> REQUEST
Report all lines holding "values".

> ROWS

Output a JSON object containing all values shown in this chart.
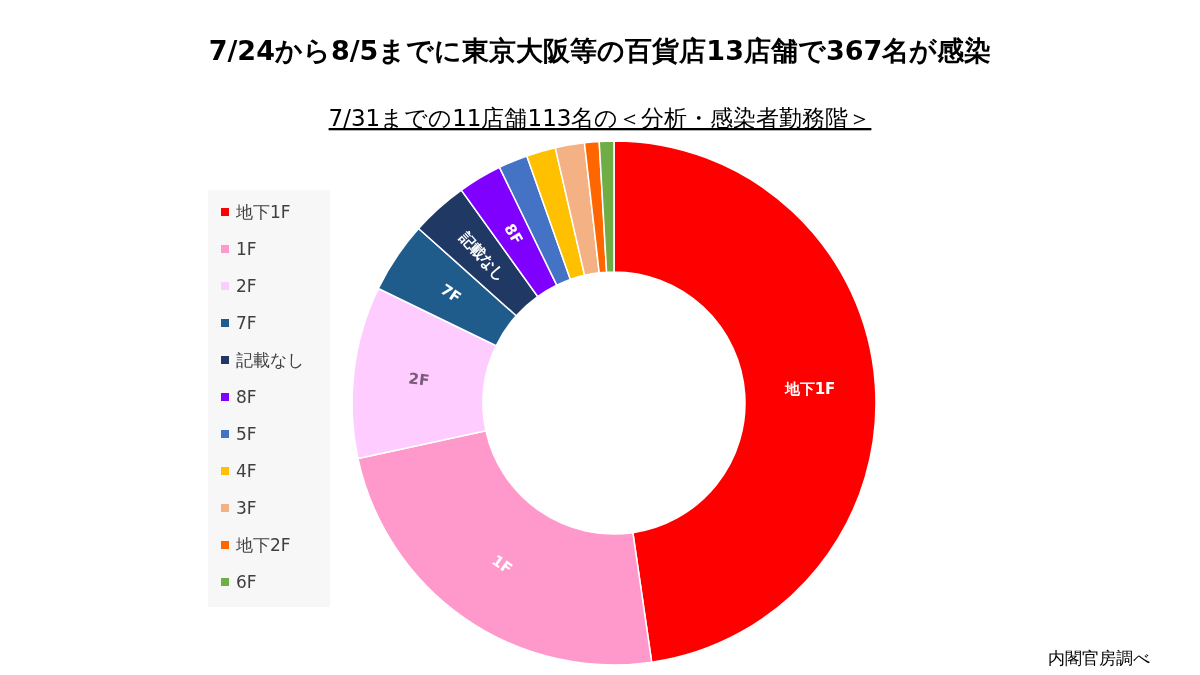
{
  "chart_data": {
    "type": "donut",
    "title": "7/24から8/5までに東京大阪等の百貨店13店舗で367名が感染",
    "subtitle": "7/31までの11店舗113名の＜分析・感染者勤務階＞",
    "categories": [
      "地下1F",
      "1F",
      "2F",
      "7F",
      "記載なし",
      "8F",
      "5F",
      "4F",
      "3F",
      "地下2F",
      "6F"
    ],
    "values": [
      47.7,
      23.9,
      10.6,
      4.4,
      3.5,
      2.7,
      1.8,
      1.8,
      1.8,
      0.9,
      0.9
    ],
    "colors": [
      "#ff0000",
      "#ff99cc",
      "#ffccff",
      "#1f5c8b",
      "#1f3864",
      "#7f00ff",
      "#4472c4",
      "#ffc000",
      "#f4b183",
      "#ff6600",
      "#70ad47"
    ],
    "legend": "left",
    "annotations": [
      "内閣官房調べ",
      {
        "text": "地下1F",
        "x": "地下1F"
      },
      {
        "text": "1F",
        "x": "1F"
      },
      {
        "text": "2F",
        "x": "2F"
      },
      {
        "text": "7F",
        "x": "7F"
      },
      {
        "text": "記載なし",
        "x": "記載なし"
      },
      {
        "text": "8F",
        "x": "8F"
      }
    ]
  }
}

> SOLUTION TO THIS EXERCISE
Output a JSON object containing all values shown in this chart.
    "values": [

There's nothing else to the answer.